== Given records
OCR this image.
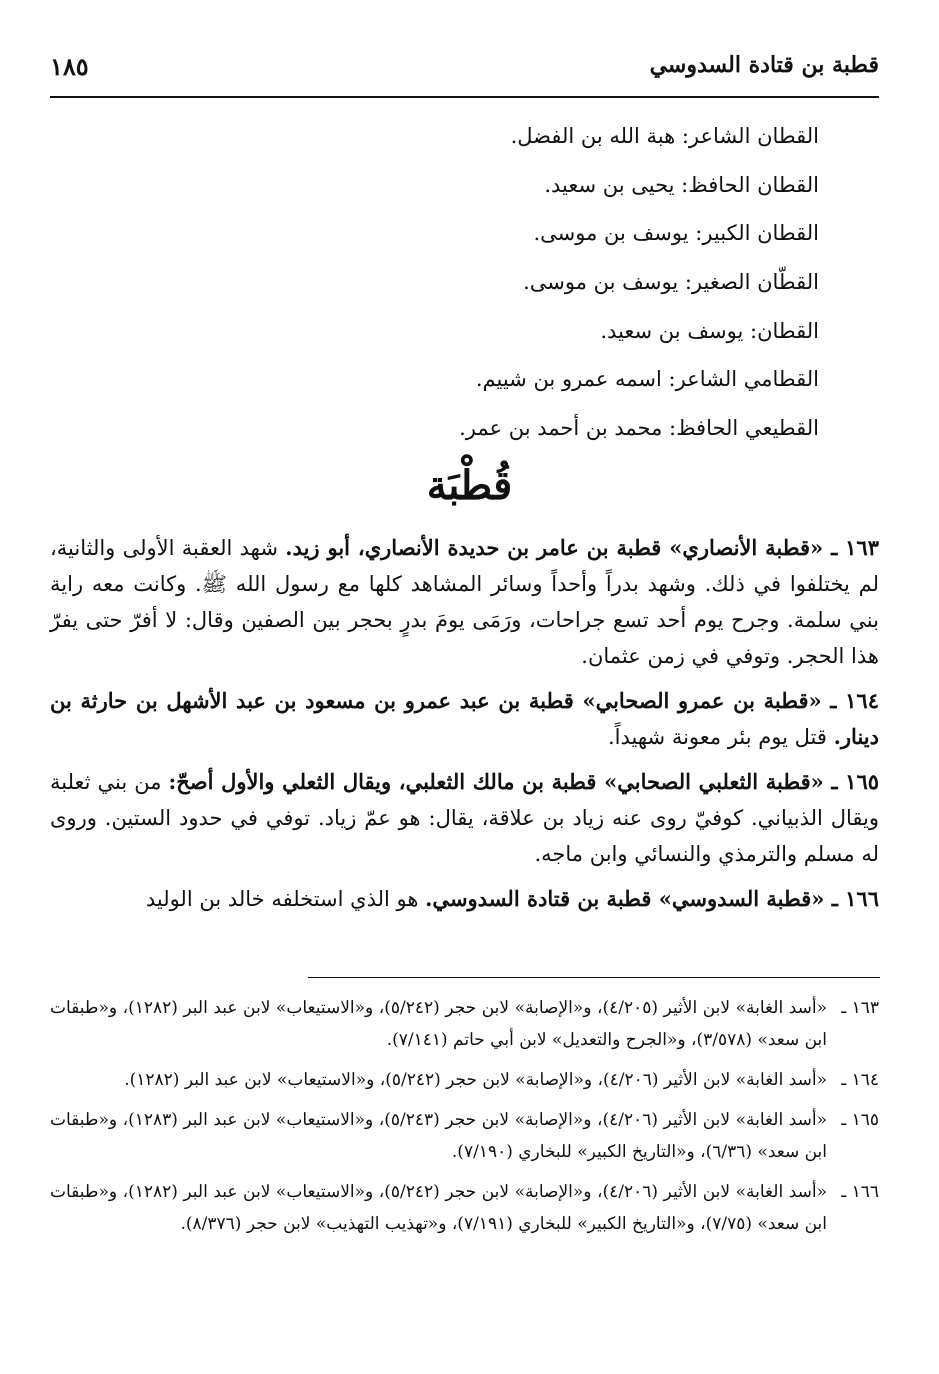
قطبة بن قتادة السدوسي
١٨٥
القطان الشاعر: هبة الله بن الفضل.
القطان الحافظ: يحيى بن سعيد.
القطان الكبير: يوسف بن موسى.
القطّان الصغير: يوسف بن موسى.
القطان: يوسف بن سعيد.
القطامي الشاعر: اسمه عمرو بن شييم.
القطيعي الحافظ: محمد بن أحمد بن عمر.
قُطْبَة

١٦٣ ـ «قطبة الأنصاري» قطبة بن عامر بن حديدة الأنصاري، أبو زيد. شهد العقبة الأولى والثانية، لم يختلفوا في ذلك. وشهد بدراً وأحداً وسائر المشاهد كلها مع رسول الله ﷺ. وكانت معه راية بني سلمة. وجرح يوم أحد تسع جراحات، ورَمَى يومَ بدرٍ بحجر بين الصفين وقال: لا أفرّ حتى يفرّ هذا الحجر. وتوفي في زمن عثمان.

١٦٤ ـ «قطبة بن عمرو الصحابي» قطبة بن عبد عمرو بن مسعود بن عبد الأشهل بن حارثة بن دينار. قتل يوم بئر معونة شهيداً.

١٦٥ ـ «قطبة الثعلبي الصحابي» قطبة بن مالك الثعلبي، ويقال الثعلي والأول أصحّ: من بني ثعلبة ويقال الذبياني. كوفيّ روى عنه زياد بن علاقة، يقال: هو عمّ زياد. توفي في حدود الستين. وروى له مسلم والترمذي والنسائي وابن ماجه.

١٦٦ ـ «قطبة السدوسي» قطبة بن قتادة السدوسي. هو الذي استخلفه خالد بن الوليد

١٦٣ ـ
«أسد الغابة» لابن الأثير (٤/٢٠٥)، و«الإصابة» لابن حجر (٥/٢٤٢)، و«الاستيعاب» لابن عبد البر (١٢٨٢)، و«طبقات ابن سعد» (٣/٥٧٨)، و«الجرح والتعديل» لابن أبي حاتم (٧/١٤١).
١٦٤ ـ
«أسد الغابة» لابن الأثير (٤/٢٠٦)، و«الإصابة» لابن حجر (٥/٢٤٢)، و«الاستيعاب» لابن عبد البر (١٢٨٢).
١٦٥ ـ
«أسد الغابة» لابن الأثير (٤/٢٠٦)، و«الإصابة» لابن حجر (٥/٢٤٣)، و«الاستيعاب» لابن عبد البر (١٢٨٣)، و«طبقات ابن سعد» (٦/٣٦)، و«التاريخ الكبير» للبخاري (٧/١٩٠).
١٦٦ ـ
«أسد الغابة» لابن الأثير (٤/٢٠٦)، و«الإصابة» لابن حجر (٥/٢٤٢)، و«الاستيعاب» لابن عبد البر (١٢٨٢)، و«طبقات ابن سعد» (٧/٧٥)، و«التاريخ الكبير» للبخاري (٧/١٩١)، و«تهذيب التهذيب» لابن حجر (٨/٣٧٦).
====
■ Instruction:
Locate the word "الله" in the data above. Copy every line carrying it.

■ Result below:
القطان الشاعر: هبة الله بن الفضل.
١٦٣ ـ «قطبة الأنصاري» قطبة بن عامر بن حديدة الأنصاري، أبو زيد. شهد العقبة الأولى والثانية، لم يختلفوا في ذلك. وشهد بدراً وأحداً وسائر المشاهد كلها مع رسول الله ﷺ. وكانت معه راية بني سلمة. وجرح يوم أحد تسع جراحات، ورَمَى يومَ بدرٍ بحجر بين الصفين وقال: لا أفرّ حتى يفرّ هذا الحجر. وتوفي في زمن عثمان.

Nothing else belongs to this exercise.